[Begin TASK DATA]

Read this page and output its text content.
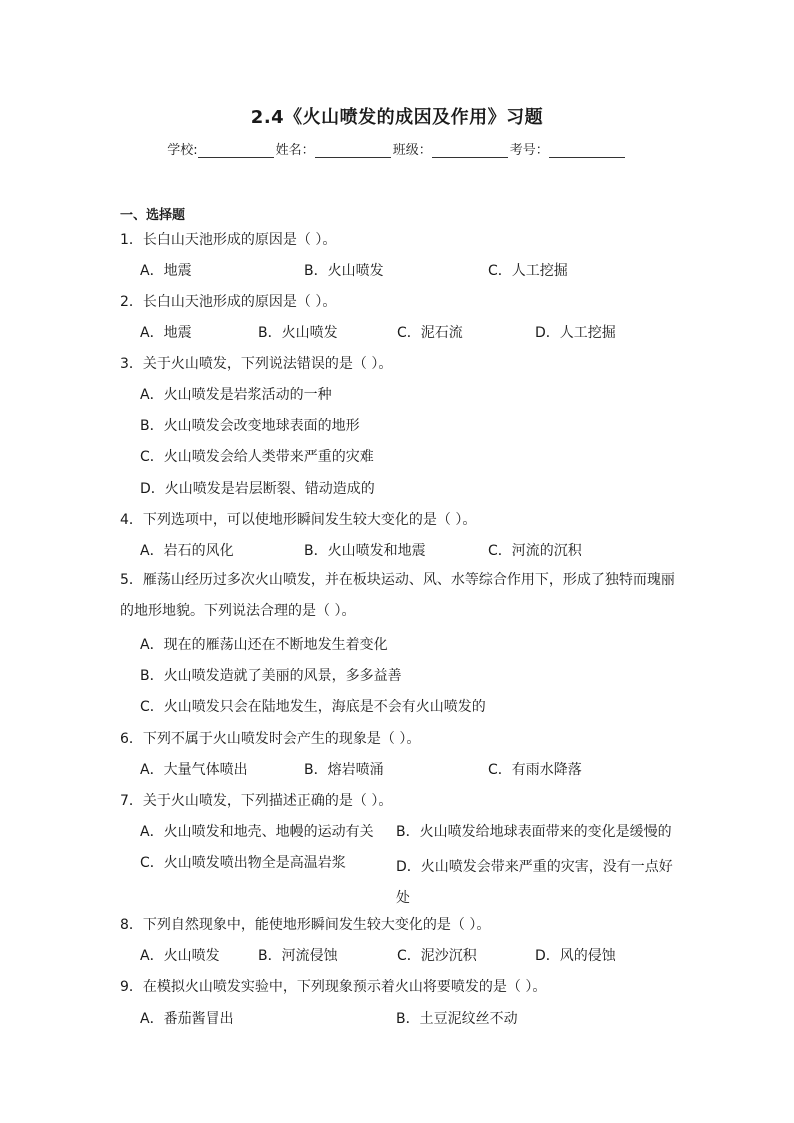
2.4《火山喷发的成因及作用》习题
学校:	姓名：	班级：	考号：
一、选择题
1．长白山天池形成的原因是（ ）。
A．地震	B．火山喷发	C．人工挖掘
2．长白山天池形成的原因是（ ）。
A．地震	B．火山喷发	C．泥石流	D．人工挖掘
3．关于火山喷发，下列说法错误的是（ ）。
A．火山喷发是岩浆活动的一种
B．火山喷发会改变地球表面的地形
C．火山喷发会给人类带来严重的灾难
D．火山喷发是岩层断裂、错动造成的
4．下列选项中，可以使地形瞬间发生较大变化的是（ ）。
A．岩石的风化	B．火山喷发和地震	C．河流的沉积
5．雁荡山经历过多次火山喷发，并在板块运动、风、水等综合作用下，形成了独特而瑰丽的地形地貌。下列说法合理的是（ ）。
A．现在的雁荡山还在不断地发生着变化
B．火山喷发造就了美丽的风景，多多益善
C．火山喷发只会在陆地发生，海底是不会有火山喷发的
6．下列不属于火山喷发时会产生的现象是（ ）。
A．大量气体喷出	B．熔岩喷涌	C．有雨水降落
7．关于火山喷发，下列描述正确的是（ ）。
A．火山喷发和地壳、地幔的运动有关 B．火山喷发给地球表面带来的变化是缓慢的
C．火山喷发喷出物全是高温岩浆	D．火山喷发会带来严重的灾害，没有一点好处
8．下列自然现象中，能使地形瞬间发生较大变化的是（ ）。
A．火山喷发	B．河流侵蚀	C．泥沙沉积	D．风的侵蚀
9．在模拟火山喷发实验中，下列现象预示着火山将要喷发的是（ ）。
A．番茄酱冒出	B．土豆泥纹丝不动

[End TASK DATA]

CHALLENGE:
Repeat all the records above exactly, leaving out any pictures.

ANSWER TO THE EXERCISE:
Read this page and output its text content.
2.4《火山喷发的成因及作用》习题
学校:	姓名：	班级：	考号：
一、选择题
1．长白山天池形成的原因是（ ）。
A．地震	B．火山喷发	C．人工挖掘
2．长白山天池形成的原因是（ ）。
A．地震	B．火山喷发	C．泥石流	D．人工挖掘
3．关于火山喷发，下列说法错误的是（ ）。
A．火山喷发是岩浆活动的一种
B．火山喷发会改变地球表面的地形
C．火山喷发会给人类带来严重的灾难
D．火山喷发是岩层断裂、错动造成的
4．下列选项中，可以使地形瞬间发生较大变化的是（ ）。
A．岩石的风化	B．火山喷发和地震	C．河流的沉积
5．雁荡山经历过多次火山喷发，并在板块运动、风、水等综合作用下，形成了独特而瑰丽的地形地貌。下列说法合理的是（ ）。
A．现在的雁荡山还在不断地发生着变化
B．火山喷发造就了美丽的风景，多多益善
C．火山喷发只会在陆地发生，海底是不会有火山喷发的
6．下列不属于火山喷发时会产生的现象是（ ）。
A．大量气体喷出	B．熔岩喷涌	C．有雨水降落
7．关于火山喷发，下列描述正确的是（ ）。
A．火山喷发和地壳、地幔的运动有关 B．火山喷发给地球表面带来的变化是缓慢的
C．火山喷发喷出物全是高温岩浆	D．火山喷发会带来严重的灾害，没有一点好处
8．下列自然现象中，能使地形瞬间发生较大变化的是（ ）。
A．火山喷发	B．河流侵蚀	C．泥沙沉积	D．风的侵蚀
9．在模拟火山喷发实验中，下列现象预示着火山将要喷发的是（ ）。
A．番茄酱冒出	B．土豆泥纹丝不动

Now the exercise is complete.